The records below are to be repeated in full, exactly as they are.

(GIVEN ENTRIES)
==*==

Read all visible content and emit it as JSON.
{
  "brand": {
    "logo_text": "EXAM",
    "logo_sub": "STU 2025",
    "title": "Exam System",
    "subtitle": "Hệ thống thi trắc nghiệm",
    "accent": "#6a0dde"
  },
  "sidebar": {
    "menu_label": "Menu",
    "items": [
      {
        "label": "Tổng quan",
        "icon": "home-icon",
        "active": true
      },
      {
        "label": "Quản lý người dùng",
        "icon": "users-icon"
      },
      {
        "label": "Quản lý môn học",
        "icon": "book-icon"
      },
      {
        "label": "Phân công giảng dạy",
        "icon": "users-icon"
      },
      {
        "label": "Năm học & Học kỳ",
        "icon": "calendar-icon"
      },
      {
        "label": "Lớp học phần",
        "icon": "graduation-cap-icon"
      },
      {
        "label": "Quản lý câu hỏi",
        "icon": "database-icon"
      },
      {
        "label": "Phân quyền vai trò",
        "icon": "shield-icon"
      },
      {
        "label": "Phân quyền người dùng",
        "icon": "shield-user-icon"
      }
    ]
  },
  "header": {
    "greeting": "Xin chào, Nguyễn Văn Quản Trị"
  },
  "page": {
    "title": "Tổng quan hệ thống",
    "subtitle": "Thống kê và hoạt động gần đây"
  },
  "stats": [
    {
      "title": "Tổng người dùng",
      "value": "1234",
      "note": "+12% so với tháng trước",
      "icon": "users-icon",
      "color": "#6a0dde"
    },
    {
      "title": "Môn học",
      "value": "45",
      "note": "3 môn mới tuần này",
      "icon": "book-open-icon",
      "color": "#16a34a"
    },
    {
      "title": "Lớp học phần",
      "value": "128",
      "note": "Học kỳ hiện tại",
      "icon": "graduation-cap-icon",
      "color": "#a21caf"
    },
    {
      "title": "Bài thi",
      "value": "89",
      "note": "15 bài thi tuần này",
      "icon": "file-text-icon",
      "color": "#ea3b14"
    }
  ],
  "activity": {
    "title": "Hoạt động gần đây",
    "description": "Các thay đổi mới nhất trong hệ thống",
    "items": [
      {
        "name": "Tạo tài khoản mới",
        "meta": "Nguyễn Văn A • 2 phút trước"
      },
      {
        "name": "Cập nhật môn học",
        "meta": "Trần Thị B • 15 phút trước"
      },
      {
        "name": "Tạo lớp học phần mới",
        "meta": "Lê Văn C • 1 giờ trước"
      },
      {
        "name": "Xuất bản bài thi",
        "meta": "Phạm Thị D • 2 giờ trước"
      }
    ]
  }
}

==*==

(EXERCISE RESULT)
Read all visible content and emit it as JSON.
{
  "brand": {
    "logo_text": "EXAM",
    "logo_sub": "STU 2025",
    "title": "Exam System",
    "subtitle": "Hệ thống thi trắc nghiệm",
    "accent": "#6a0dde"
  },
  "sidebar": {
    "menu_label": "Menu",
    "items": [
      {
        "label": "Tổng quan",
        "icon": "home-icon",
        "active": true
      },
      {
        "label": "Quản lý người dùng",
        "icon": "users-icon"
      },
      {
        "label": "Quản lý môn học",
        "icon": "book-icon"
      },
      {
        "label": "Phân công giảng dạy",
        "icon": "users-icon"
      },
      {
        "label": "Năm học & Học kỳ",
        "icon": "calendar-icon"
      },
      {
        "label": "Lớp học phần",
        "icon": "graduation-cap-icon"
      },
      {
        "label": "Quản lý câu hỏi",
        "icon": "database-icon"
      },
      {
        "label": "Phân quyền vai trò",
        "icon": "shield-icon"
      },
      {
        "label": "Phân quyền người dùng",
        "icon": "shield-user-icon"
      }
    ]
  },
  "header": {
    "greeting": "Xin chào, Nguyễn Văn Quản Trị"
  },
  "page": {
    "title": "Tổng quan hệ thống",
    "subtitle": "Thống kê và hoạt động gần đây"
  },
  "stats": [
    {
      "title": "Tổng người dùng",
      "value": "1234",
      "note": "+12% so với tháng trước",
      "icon": "users-icon",
      "color": "#6a0dde"
    },
    {
      "title": "Môn học",
      "value": "45",
      "note": "3 môn mới tuần này",
      "icon": "book-open-icon",
      "color": "#16a34a"
    },
    {
      "title": "Lớp học phần",
      "value": "128",
      "note": "Học kỳ hiện tại",
      "icon": "graduation-cap-icon",
      "color": "#a21caf"
    },
    {
      "title": "Bài thi",
      "value": "89",
      "note": "15 bài thi tuần này",
      "icon": "file-text-icon",
      "color": "#ea3b14"
    }
  ],
  "activity": {
    "title": "Hoạt động gần đây",
    "description": "Các thay đổi mới nhất trong hệ thống",
    "items": [
      {
        "name": "Tạo tài khoản mới",
        "meta": "Nguyễn Văn A • 2 phút trước"
      },
      {
        "name": "Cập nhật môn học",
        "meta": "Trần Thị B • 15 phút trước"
      },
      {
        "name": "Tạo lớp học phần mới",
        "meta": "Lê Văn C • 1 giờ trước"
      },
      {
        "name": "Xuất bản bài thi",
        "meta": "Phạm Thị D • 2 giờ trước"
      }
    ]
  }
}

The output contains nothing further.